(Collected data entries)
-.-.-
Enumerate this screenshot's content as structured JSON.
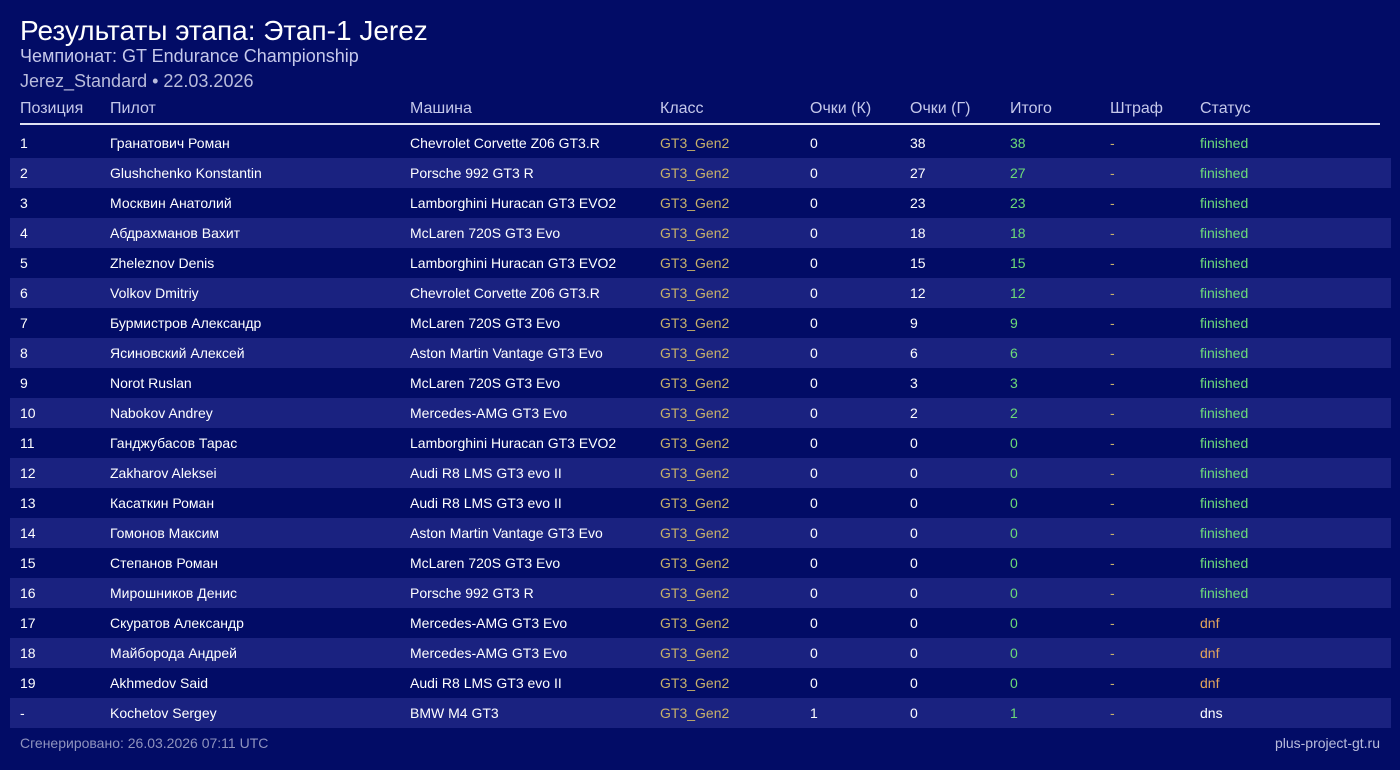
{
  "header": {
    "title": "Результаты этапа: Этап-1 Jerez",
    "championship": "Чемпионат: GT Endurance Championship",
    "meta": "Jerez_Standard • 22.03.2026"
  },
  "table": {
    "columns": [
      "Позиция",
      "Пилот",
      "Машина",
      "Класс",
      "Очки (К)",
      "Очки (Г)",
      "Итого",
      "Штраф",
      "Статус"
    ],
    "rows": [
      {
        "pos": "1",
        "pilot": "Гранатович Роман",
        "car": "Chevrolet Corvette Z06 GT3.R",
        "class": "GT3_Gen2",
        "qp": "0",
        "rp": "38",
        "total": "38",
        "penalty": "-",
        "status": "finished"
      },
      {
        "pos": "2",
        "pilot": "Glushchenko Konstantin",
        "car": "Porsche 992 GT3 R",
        "class": "GT3_Gen2",
        "qp": "0",
        "rp": "27",
        "total": "27",
        "penalty": "-",
        "status": "finished"
      },
      {
        "pos": "3",
        "pilot": "Москвин Анатолий",
        "car": "Lamborghini Huracan GT3 EVO2",
        "class": "GT3_Gen2",
        "qp": "0",
        "rp": "23",
        "total": "23",
        "penalty": "-",
        "status": "finished"
      },
      {
        "pos": "4",
        "pilot": "Абдрахманов Вахит",
        "car": "McLaren 720S GT3 Evo",
        "class": "GT3_Gen2",
        "qp": "0",
        "rp": "18",
        "total": "18",
        "penalty": "-",
        "status": "finished"
      },
      {
        "pos": "5",
        "pilot": "Zheleznov Denis",
        "car": "Lamborghini Huracan GT3 EVO2",
        "class": "GT3_Gen2",
        "qp": "0",
        "rp": "15",
        "total": "15",
        "penalty": "-",
        "status": "finished"
      },
      {
        "pos": "6",
        "pilot": "Volkov Dmitriy",
        "car": "Chevrolet Corvette Z06 GT3.R",
        "class": "GT3_Gen2",
        "qp": "0",
        "rp": "12",
        "total": "12",
        "penalty": "-",
        "status": "finished"
      },
      {
        "pos": "7",
        "pilot": "Бурмистров Александр",
        "car": "McLaren 720S GT3 Evo",
        "class": "GT3_Gen2",
        "qp": "0",
        "rp": "9",
        "total": "9",
        "penalty": "-",
        "status": "finished"
      },
      {
        "pos": "8",
        "pilot": "Ясиновский Алексей",
        "car": "Aston Martin Vantage GT3 Evo",
        "class": "GT3_Gen2",
        "qp": "0",
        "rp": "6",
        "total": "6",
        "penalty": "-",
        "status": "finished"
      },
      {
        "pos": "9",
        "pilot": "Norot Ruslan",
        "car": "McLaren 720S GT3 Evo",
        "class": "GT3_Gen2",
        "qp": "0",
        "rp": "3",
        "total": "3",
        "penalty": "-",
        "status": "finished"
      },
      {
        "pos": "10",
        "pilot": "Nabokov Andrey",
        "car": "Mercedes-AMG GT3 Evo",
        "class": "GT3_Gen2",
        "qp": "0",
        "rp": "2",
        "total": "2",
        "penalty": "-",
        "status": "finished"
      },
      {
        "pos": "11",
        "pilot": "Ганджубасов Тарас",
        "car": "Lamborghini Huracan GT3 EVO2",
        "class": "GT3_Gen2",
        "qp": "0",
        "rp": "0",
        "total": "0",
        "penalty": "-",
        "status": "finished"
      },
      {
        "pos": "12",
        "pilot": "Zakharov Aleksei",
        "car": "Audi R8 LMS GT3 evo II",
        "class": "GT3_Gen2",
        "qp": "0",
        "rp": "0",
        "total": "0",
        "penalty": "-",
        "status": "finished"
      },
      {
        "pos": "13",
        "pilot": "Касаткин Роман",
        "car": "Audi R8 LMS GT3 evo II",
        "class": "GT3_Gen2",
        "qp": "0",
        "rp": "0",
        "total": "0",
        "penalty": "-",
        "status": "finished"
      },
      {
        "pos": "14",
        "pilot": "Гомонов Максим",
        "car": "Aston Martin Vantage GT3 Evo",
        "class": "GT3_Gen2",
        "qp": "0",
        "rp": "0",
        "total": "0",
        "penalty": "-",
        "status": "finished"
      },
      {
        "pos": "15",
        "pilot": "Степанов Роман",
        "car": "McLaren 720S GT3 Evo",
        "class": "GT3_Gen2",
        "qp": "0",
        "rp": "0",
        "total": "0",
        "penalty": "-",
        "status": "finished"
      },
      {
        "pos": "16",
        "pilot": "Мирошников Денис",
        "car": "Porsche 992 GT3 R",
        "class": "GT3_Gen2",
        "qp": "0",
        "rp": "0",
        "total": "0",
        "penalty": "-",
        "status": "finished"
      },
      {
        "pos": "17",
        "pilot": "Скуратов Александр",
        "car": "Mercedes-AMG GT3 Evo",
        "class": "GT3_Gen2",
        "qp": "0",
        "rp": "0",
        "total": "0",
        "penalty": "-",
        "status": "dnf"
      },
      {
        "pos": "18",
        "pilot": "Майборода Андрей",
        "car": "Mercedes-AMG GT3 Evo",
        "class": "GT3_Gen2",
        "qp": "0",
        "rp": "0",
        "total": "0",
        "penalty": "-",
        "status": "dnf"
      },
      {
        "pos": "19",
        "pilot": "Akhmedov Said",
        "car": "Audi R8 LMS GT3 evo II",
        "class": "GT3_Gen2",
        "qp": "0",
        "rp": "0",
        "total": "0",
        "penalty": "-",
        "status": "dnf"
      },
      {
        "pos": "-",
        "pilot": "Kochetov Sergey",
        "car": "BMW M4 GT3",
        "class": "GT3_Gen2",
        "qp": "1",
        "rp": "0",
        "total": "1",
        "penalty": "-",
        "status": "dns"
      }
    ]
  },
  "footer": {
    "generated": "Сгенерировано: 26.03.2026 07:11 UTC",
    "site": "plus-project-gt.ru"
  },
  "colors": {
    "background": "#020c66",
    "row_alt": "#1a2280",
    "class_text": "#c8b16a",
    "total_text": "#6ddc79",
    "status_finished": "#6ddc79",
    "status_dnf": "#e2a55c",
    "status_dns": "#ffffff"
  }
}
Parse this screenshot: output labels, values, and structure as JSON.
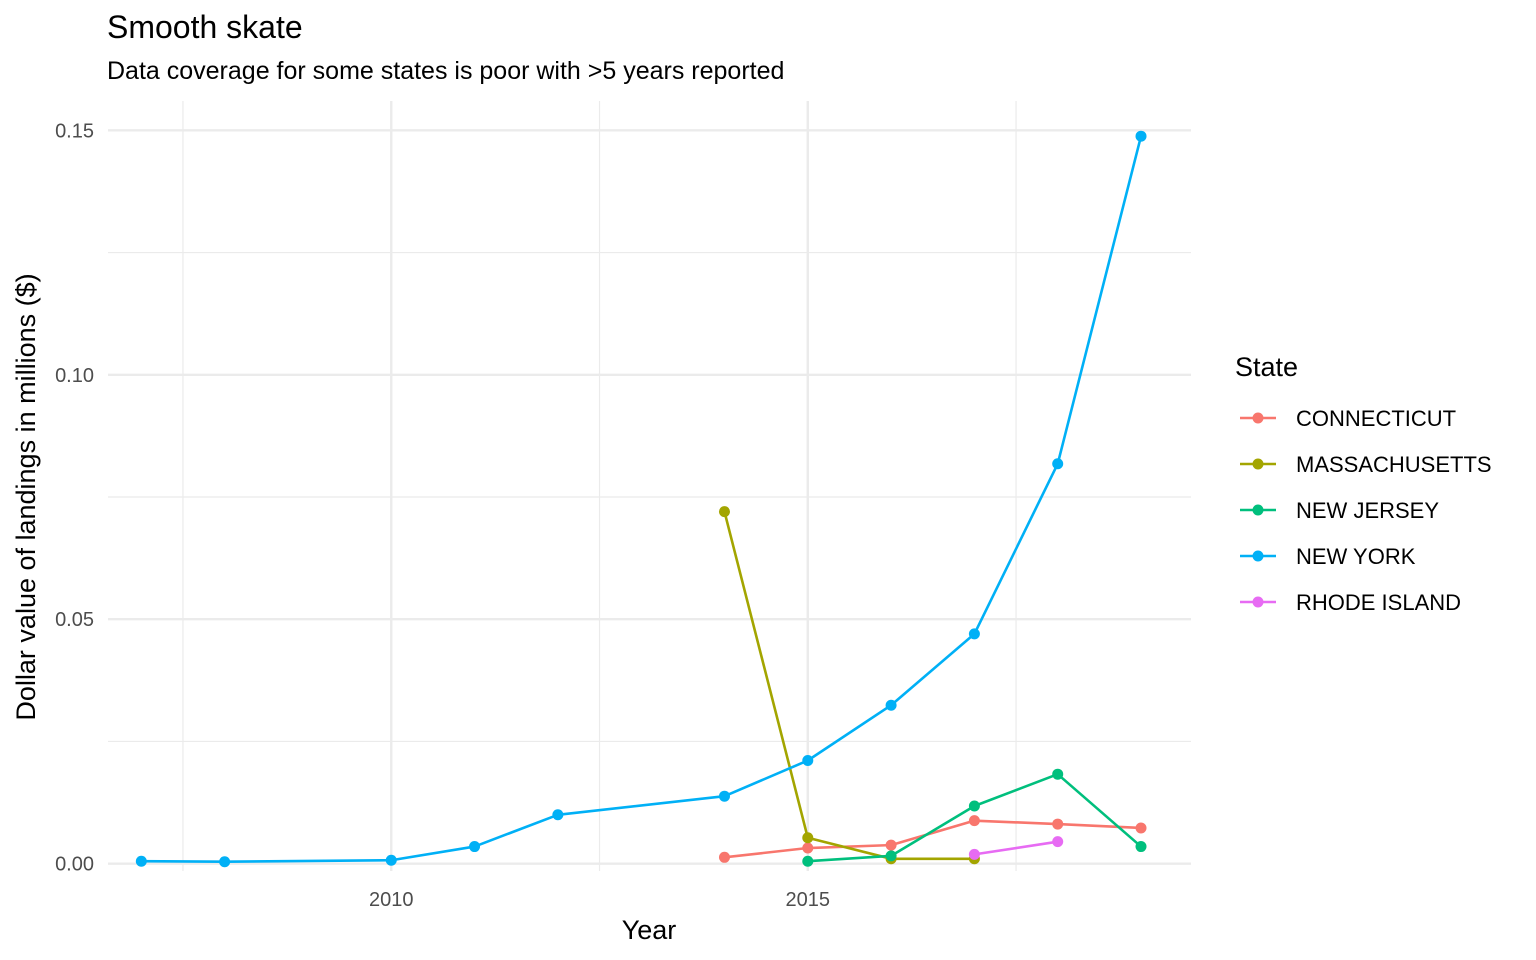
{
  "chart_data": {
    "type": "line",
    "title": "Smooth skate",
    "subtitle": "Data coverage for some states is poor with >5 years reported",
    "xlabel": "Year",
    "ylabel": "Dollar value of landings in millions ($)",
    "xlim": [
      2006.6,
      2019.6
    ],
    "ylim": [
      -0.0015,
      0.156
    ],
    "x_ticks": [
      2010,
      2015
    ],
    "x_tick_labels": [
      "2010",
      "2015"
    ],
    "y_ticks": [
      0.0,
      0.05,
      0.1,
      0.15
    ],
    "y_tick_labels": [
      "0.00",
      "0.05",
      "0.10",
      "0.15"
    ],
    "grid": true,
    "legend": {
      "title": "State",
      "position": "right"
    },
    "series": [
      {
        "name": "CONNECTICUT",
        "color": "#F8766D",
        "points": [
          [
            2014,
            0.0013
          ],
          [
            2015,
            0.0032
          ],
          [
            2016,
            0.0038
          ],
          [
            2017,
            0.0088
          ],
          [
            2018,
            0.0081
          ],
          [
            2019,
            0.0073
          ]
        ]
      },
      {
        "name": "MASSACHUSETTS",
        "color": "#A3A500",
        "points": [
          [
            2014,
            0.072
          ],
          [
            2015,
            0.0053
          ],
          [
            2016,
            0.001
          ],
          [
            2017,
            0.001
          ]
        ]
      },
      {
        "name": "NEW JERSEY",
        "color": "#00BF7D",
        "points": [
          [
            2015,
            0.0005
          ],
          [
            2016,
            0.0016
          ],
          [
            2017,
            0.0118
          ],
          [
            2018,
            0.0183
          ],
          [
            2019,
            0.0035
          ]
        ]
      },
      {
        "name": "NEW YORK",
        "color": "#00B0F6",
        "points": [
          [
            2007,
            0.0005
          ],
          [
            2008,
            0.0004
          ],
          [
            2010,
            0.0007
          ],
          [
            2011,
            0.0035
          ],
          [
            2012,
            0.01
          ],
          [
            2014,
            0.0138
          ],
          [
            2015,
            0.0211
          ],
          [
            2016,
            0.0324
          ],
          [
            2017,
            0.047
          ],
          [
            2018,
            0.0818
          ],
          [
            2019,
            0.1488
          ]
        ]
      },
      {
        "name": "RHODE ISLAND",
        "color": "#E76BF3",
        "points": [
          [
            2017,
            0.0019
          ],
          [
            2018,
            0.0045
          ]
        ]
      }
    ]
  }
}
-.-.-
_AIM_
Pick out all lines containing the string "Александр".

_FINAL RESULT_
        "pilot": "Бурмистров Александр",
        "pilot": "Скуратов Александр",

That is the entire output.